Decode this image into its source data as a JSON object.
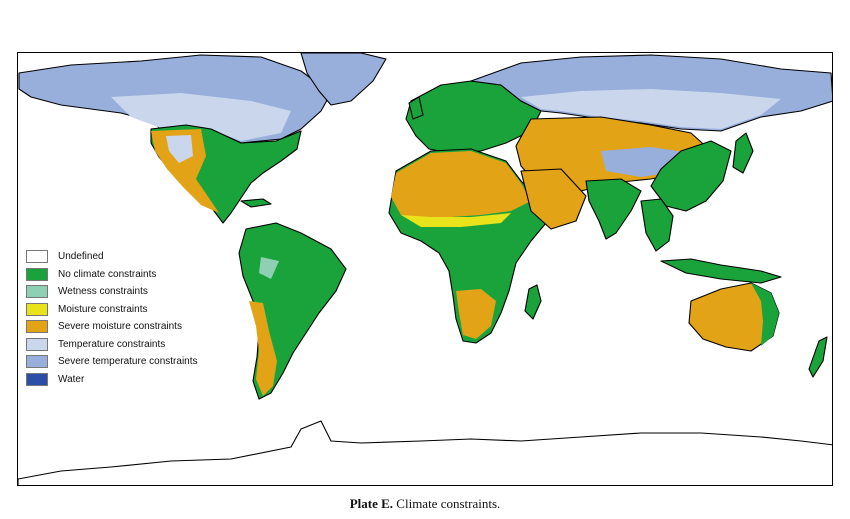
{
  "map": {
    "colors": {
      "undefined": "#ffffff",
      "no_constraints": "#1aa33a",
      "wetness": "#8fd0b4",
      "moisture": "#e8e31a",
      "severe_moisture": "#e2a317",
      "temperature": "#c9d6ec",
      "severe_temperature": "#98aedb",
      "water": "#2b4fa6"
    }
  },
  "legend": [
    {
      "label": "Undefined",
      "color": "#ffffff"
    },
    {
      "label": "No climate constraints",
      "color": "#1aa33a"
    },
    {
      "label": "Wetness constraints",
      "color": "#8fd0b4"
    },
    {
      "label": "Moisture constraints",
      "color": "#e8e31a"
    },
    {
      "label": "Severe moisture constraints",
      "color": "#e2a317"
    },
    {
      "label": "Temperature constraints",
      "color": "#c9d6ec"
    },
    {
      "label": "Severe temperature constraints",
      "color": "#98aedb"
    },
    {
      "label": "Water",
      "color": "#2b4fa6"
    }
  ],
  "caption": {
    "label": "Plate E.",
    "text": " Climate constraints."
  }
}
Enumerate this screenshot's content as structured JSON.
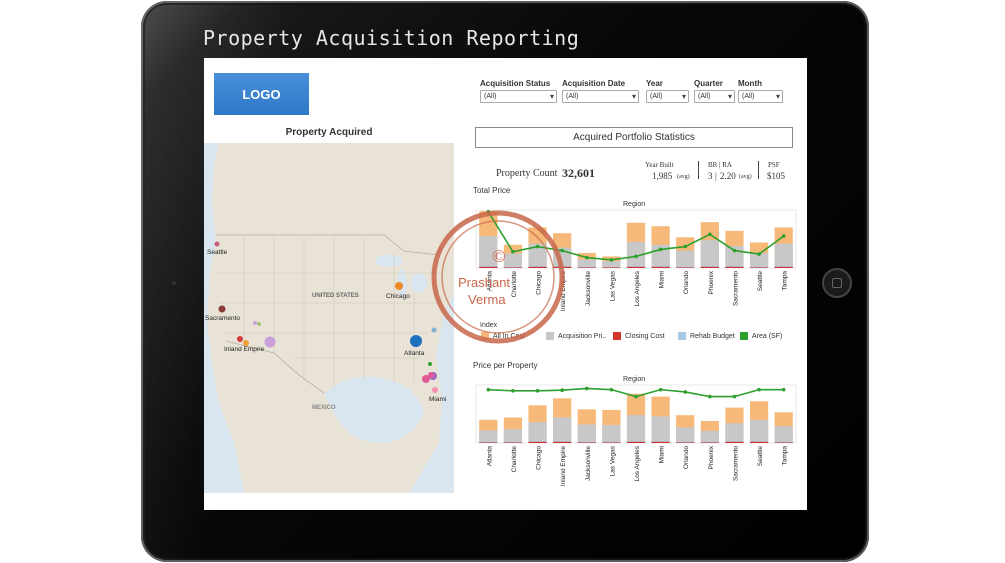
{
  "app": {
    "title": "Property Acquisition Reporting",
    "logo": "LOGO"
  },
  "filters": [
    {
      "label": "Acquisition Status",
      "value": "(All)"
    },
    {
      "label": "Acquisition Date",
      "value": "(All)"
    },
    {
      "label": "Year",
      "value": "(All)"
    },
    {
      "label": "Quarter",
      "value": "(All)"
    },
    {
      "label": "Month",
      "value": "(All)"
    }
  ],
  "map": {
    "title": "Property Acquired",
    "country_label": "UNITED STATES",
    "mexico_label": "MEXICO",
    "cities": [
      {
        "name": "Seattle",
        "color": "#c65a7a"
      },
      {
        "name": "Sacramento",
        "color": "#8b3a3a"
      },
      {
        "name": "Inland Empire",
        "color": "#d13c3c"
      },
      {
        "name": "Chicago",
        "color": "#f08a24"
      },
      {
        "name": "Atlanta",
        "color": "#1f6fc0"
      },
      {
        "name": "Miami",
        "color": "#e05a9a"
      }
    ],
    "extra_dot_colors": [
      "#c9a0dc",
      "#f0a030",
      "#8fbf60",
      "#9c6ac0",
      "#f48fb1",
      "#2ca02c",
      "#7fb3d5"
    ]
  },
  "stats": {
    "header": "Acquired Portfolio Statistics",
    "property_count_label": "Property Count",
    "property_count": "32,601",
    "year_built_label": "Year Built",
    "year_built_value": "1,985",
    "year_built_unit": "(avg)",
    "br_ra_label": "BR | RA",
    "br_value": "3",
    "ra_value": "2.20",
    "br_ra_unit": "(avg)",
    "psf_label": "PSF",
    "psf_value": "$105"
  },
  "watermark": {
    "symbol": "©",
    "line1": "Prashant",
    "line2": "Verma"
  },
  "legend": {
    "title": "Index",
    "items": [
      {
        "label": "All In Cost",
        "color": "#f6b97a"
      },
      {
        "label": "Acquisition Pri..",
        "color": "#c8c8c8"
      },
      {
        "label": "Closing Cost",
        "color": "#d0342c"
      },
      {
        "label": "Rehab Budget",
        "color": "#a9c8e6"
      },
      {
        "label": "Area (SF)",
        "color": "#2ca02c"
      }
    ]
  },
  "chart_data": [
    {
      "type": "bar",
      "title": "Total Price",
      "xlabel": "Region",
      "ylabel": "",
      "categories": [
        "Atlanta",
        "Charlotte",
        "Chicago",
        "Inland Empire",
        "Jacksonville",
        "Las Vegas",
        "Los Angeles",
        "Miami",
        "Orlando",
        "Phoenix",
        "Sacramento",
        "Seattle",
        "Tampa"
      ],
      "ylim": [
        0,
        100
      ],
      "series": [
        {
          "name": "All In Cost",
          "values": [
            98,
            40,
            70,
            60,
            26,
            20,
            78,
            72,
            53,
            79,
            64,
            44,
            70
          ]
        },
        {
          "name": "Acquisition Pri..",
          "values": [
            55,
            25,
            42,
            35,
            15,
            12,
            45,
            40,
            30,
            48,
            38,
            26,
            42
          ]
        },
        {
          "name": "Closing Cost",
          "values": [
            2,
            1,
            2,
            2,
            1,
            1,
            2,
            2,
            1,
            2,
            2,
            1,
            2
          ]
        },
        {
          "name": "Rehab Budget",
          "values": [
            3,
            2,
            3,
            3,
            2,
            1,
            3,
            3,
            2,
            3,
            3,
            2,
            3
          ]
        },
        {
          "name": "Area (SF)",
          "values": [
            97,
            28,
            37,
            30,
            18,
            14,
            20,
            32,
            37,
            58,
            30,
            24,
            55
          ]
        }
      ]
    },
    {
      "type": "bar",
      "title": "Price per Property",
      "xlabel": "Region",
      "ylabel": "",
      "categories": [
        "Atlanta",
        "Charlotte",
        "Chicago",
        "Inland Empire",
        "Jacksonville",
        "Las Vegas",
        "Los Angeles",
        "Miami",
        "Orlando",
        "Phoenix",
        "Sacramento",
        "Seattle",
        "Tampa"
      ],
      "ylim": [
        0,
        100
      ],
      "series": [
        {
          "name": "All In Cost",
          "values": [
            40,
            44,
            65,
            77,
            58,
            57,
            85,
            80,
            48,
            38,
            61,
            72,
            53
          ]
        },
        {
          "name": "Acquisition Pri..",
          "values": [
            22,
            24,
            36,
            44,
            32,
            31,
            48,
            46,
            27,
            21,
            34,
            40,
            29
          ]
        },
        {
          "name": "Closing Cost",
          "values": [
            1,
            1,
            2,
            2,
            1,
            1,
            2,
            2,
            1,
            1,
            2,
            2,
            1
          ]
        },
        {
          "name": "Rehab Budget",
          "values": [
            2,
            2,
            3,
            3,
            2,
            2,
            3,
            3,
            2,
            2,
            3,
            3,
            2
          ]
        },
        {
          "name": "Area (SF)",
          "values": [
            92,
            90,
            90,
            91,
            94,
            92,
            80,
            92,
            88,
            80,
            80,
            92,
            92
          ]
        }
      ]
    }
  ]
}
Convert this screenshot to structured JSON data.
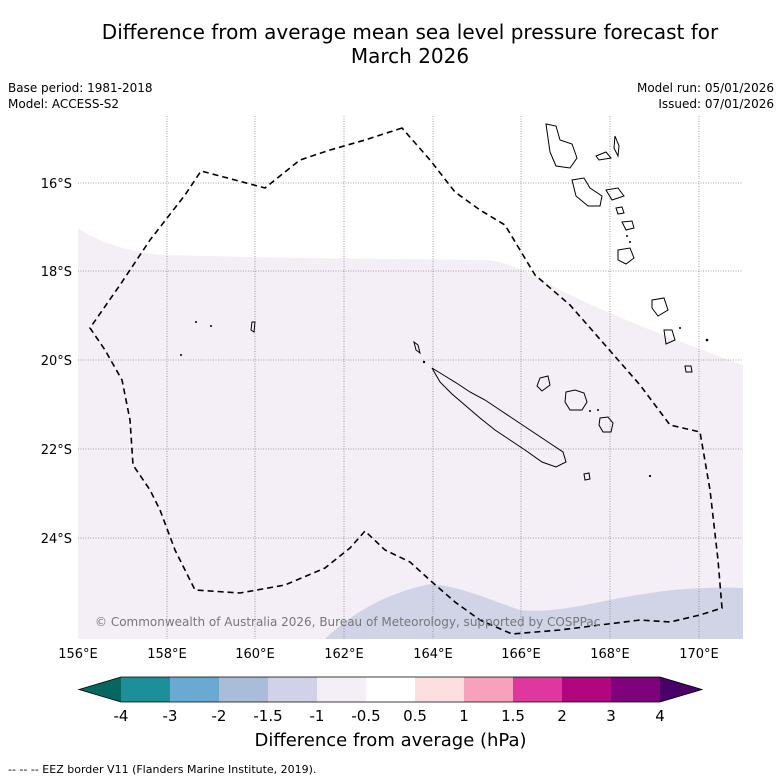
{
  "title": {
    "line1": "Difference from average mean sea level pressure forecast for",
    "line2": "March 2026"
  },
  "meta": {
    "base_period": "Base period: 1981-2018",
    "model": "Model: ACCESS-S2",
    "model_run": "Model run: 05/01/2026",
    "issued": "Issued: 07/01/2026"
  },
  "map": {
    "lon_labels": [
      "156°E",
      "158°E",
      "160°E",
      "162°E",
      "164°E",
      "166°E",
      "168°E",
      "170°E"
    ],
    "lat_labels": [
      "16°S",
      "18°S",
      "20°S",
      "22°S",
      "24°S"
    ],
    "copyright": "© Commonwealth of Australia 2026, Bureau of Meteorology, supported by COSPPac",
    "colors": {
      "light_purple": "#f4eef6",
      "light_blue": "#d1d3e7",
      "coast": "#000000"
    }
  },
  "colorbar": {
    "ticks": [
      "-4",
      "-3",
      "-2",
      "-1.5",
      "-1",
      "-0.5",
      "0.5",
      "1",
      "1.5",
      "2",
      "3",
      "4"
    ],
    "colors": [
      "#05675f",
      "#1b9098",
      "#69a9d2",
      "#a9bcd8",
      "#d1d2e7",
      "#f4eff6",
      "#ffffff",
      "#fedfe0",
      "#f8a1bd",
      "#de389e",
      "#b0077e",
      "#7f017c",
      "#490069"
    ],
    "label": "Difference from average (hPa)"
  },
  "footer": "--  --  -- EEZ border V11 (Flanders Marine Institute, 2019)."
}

• • • •

■ **What you are asked to do**
Copy out the entries verbatim and leave the images out.

■ **Output of the task**
Decode this image into its source data as a JSON object.
{
  "map": {
    "colors": {
      "undefined": "#ffffff",
      "no_constraints": "#1aa33a",
      "wetness": "#8fd0b4",
      "moisture": "#e8e31a",
      "severe_moisture": "#e2a317",
      "temperature": "#c9d6ec",
      "severe_temperature": "#98aedb",
      "water": "#2b4fa6"
    }
  },
  "legend": [
    {
      "label": "Undefined",
      "color": "#ffffff"
    },
    {
      "label": "No climate constraints",
      "color": "#1aa33a"
    },
    {
      "label": "Wetness constraints",
      "color": "#8fd0b4"
    },
    {
      "label": "Moisture constraints",
      "color": "#e8e31a"
    },
    {
      "label": "Severe moisture constraints",
      "color": "#e2a317"
    },
    {
      "label": "Temperature constraints",
      "color": "#c9d6ec"
    },
    {
      "label": "Severe temperature constraints",
      "color": "#98aedb"
    },
    {
      "label": "Water",
      "color": "#2b4fa6"
    }
  ],
  "caption": {
    "label": "Plate E.",
    "text": " Climate constraints."
  }
}
Enumerate this screenshot's content as structured JSON.
{
  "app": {
    "title": "Property Acquisition Reporting",
    "logo": "LOGO"
  },
  "filters": [
    {
      "label": "Acquisition Status",
      "value": "(All)"
    },
    {
      "label": "Acquisition Date",
      "value": "(All)"
    },
    {
      "label": "Year",
      "value": "(All)"
    },
    {
      "label": "Quarter",
      "value": "(All)"
    },
    {
      "label": "Month",
      "value": "(All)"
    }
  ],
  "map": {
    "title": "Property Acquired",
    "country_label": "UNITED STATES",
    "mexico_label": "MEXICO",
    "cities": [
      {
        "name": "Seattle",
        "color": "#c65a7a"
      },
      {
        "name": "Sacramento",
        "color": "#8b3a3a"
      },
      {
        "name": "Inland Empire",
        "color": "#d13c3c"
      },
      {
        "name": "Chicago",
        "color": "#f08a24"
      },
      {
        "name": "Atlanta",
        "color": "#1f6fc0"
      },
      {
        "name": "Miami",
        "color": "#e05a9a"
      }
    ],
    "extra_dot_colors": [
      "#c9a0dc",
      "#f0a030",
      "#8fbf60",
      "#9c6ac0",
      "#f48fb1",
      "#2ca02c",
      "#7fb3d5"
    ]
  },
  "stats": {
    "header": "Acquired Portfolio Statistics",
    "property_count_label": "Property Count",
    "property_count": "32,601",
    "year_built_label": "Year Built",
    "year_built_value": "1,985",
    "year_built_unit": "(avg)",
    "br_ra_label": "BR | RA",
    "br_value": "3",
    "ra_value": "2.20",
    "br_ra_unit": "(avg)",
    "psf_label": "PSF",
    "psf_value": "$105"
  },
  "watermark": {
    "symbol": "©",
    "line1": "Prashant",
    "line2": "Verma"
  },
  "legend": {
    "title": "Index",
    "items": [
      {
        "label": "All In Cost",
        "color": "#f6b97a"
      },
      {
        "label": "Acquisition Pri..",
        "color": "#c8c8c8"
      },
      {
        "label": "Closing Cost",
        "color": "#d0342c"
      },
      {
        "label": "Rehab Budget",
        "color": "#a9c8e6"
      },
      {
        "label": "Area (SF)",
        "color": "#2ca02c"
      }
    ]
  },
  "chart_data": [
    {
      "type": "bar",
      "title": "Total Price",
      "xlabel": "Region",
      "ylabel": "",
      "categories": [
        "Atlanta",
        "Charlotte",
        "Chicago",
        "Inland Empire",
        "Jacksonville",
        "Las Vegas",
        "Los Angeles",
        "Miami",
        "Orlando",
        "Phoenix",
        "Sacramento",
        "Seattle",
        "Tampa"
      ],
      "ylim": [
        0,
        100
      ],
      "series": [
        {
          "name": "All In Cost",
          "values": [
            98,
            40,
            70,
            60,
            26,
            20,
            78,
            72,
            53,
            79,
            64,
            44,
            70
          ]
        },
        {
          "name": "Acquisition Pri..",
          "values": [
            55,
            25,
            42,
            35,
            15,
            12,
            45,
            40,
            30,
            48,
            38,
            26,
            42
          ]
        },
        {
          "name": "Closing Cost",
          "values": [
            2,
            1,
            2,
            2,
            1,
            1,
            2,
            2,
            1,
            2,
            2,
            1,
            2
          ]
        },
        {
          "name": "Rehab Budget",
          "values": [
            3,
            2,
            3,
            3,
            2,
            1,
            3,
            3,
            2,
            3,
            3,
            2,
            3
          ]
        },
        {
          "name": "Area (SF)",
          "values": [
            97,
            28,
            37,
            30,
            18,
            14,
            20,
            32,
            37,
            58,
            30,
            24,
            55
          ]
        }
      ]
    },
    {
      "type": "bar",
      "title": "Price per Property",
      "xlabel": "Region",
      "ylabel": "",
      "categories": [
        "Atlanta",
        "Charlotte",
        "Chicago",
        "Inland Empire",
        "Jacksonville",
        "Las Vegas",
        "Los Angeles",
        "Miami",
        "Orlando",
        "Phoenix",
        "Sacramento",
        "Seattle",
        "Tampa"
      ],
      "ylim": [
        0,
        100
      ],
      "series": [
        {
          "name": "All In Cost",
          "values": [
            40,
            44,
            65,
            77,
            58,
            57,
            85,
            80,
            48,
            38,
            61,
            72,
            53
          ]
        },
        {
          "name": "Acquisition Pri..",
          "values": [
            22,
            24,
            36,
            44,
            32,
            31,
            48,
            46,
            27,
            21,
            34,
            40,
            29
          ]
        },
        {
          "name": "Closing Cost",
          "values": [
            1,
            1,
            2,
            2,
            1,
            1,
            2,
            2,
            1,
            1,
            2,
            2,
            1
          ]
        },
        {
          "name": "Rehab Budget",
          "values": [
            2,
            2,
            3,
            3,
            2,
            2,
            3,
            3,
            2,
            2,
            3,
            3,
            2
          ]
        },
        {
          "name": "Area (SF)",
          "values": [
            92,
            90,
            90,
            91,
            94,
            92,
            80,
            92,
            88,
            80,
            80,
            92,
            92
          ]
        }
      ]
    }
  ]
}
Convert this screenshot to structured JSON data.
{
  "title": {
    "line1": "Difference from average mean sea level pressure forecast for",
    "line2": "March 2026"
  },
  "meta": {
    "base_period": "Base period: 1981-2018",
    "model": "Model: ACCESS-S2",
    "model_run": "Model run: 05/01/2026",
    "issued": "Issued: 07/01/2026"
  },
  "map": {
    "lon_labels": [
      "156°E",
      "158°E",
      "160°E",
      "162°E",
      "164°E",
      "166°E",
      "168°E",
      "170°E"
    ],
    "lat_labels": [
      "16°S",
      "18°S",
      "20°S",
      "22°S",
      "24°S"
    ],
    "copyright": "© Commonwealth of Australia 2026, Bureau of Meteorology, supported by COSPPac",
    "colors": {
      "light_purple": "#f4eef6",
      "light_blue": "#d1d3e7",
      "coast": "#000000"
    }
  },
  "colorbar": {
    "ticks": [
      "-4",
      "-3",
      "-2",
      "-1.5",
      "-1",
      "-0.5",
      "0.5",
      "1",
      "1.5",
      "2",
      "3",
      "4"
    ],
    "colors": [
      "#05675f",
      "#1b9098",
      "#69a9d2",
      "#a9bcd8",
      "#d1d2e7",
      "#f4eff6",
      "#ffffff",
      "#fedfe0",
      "#f8a1bd",
      "#de389e",
      "#b0077e",
      "#7f017c",
      "#490069"
    ],
    "label": "Difference from average (hPa)"
  },
  "footer": "--  --  -- EEZ border V11 (Flanders Marine Institute, 2019)."
}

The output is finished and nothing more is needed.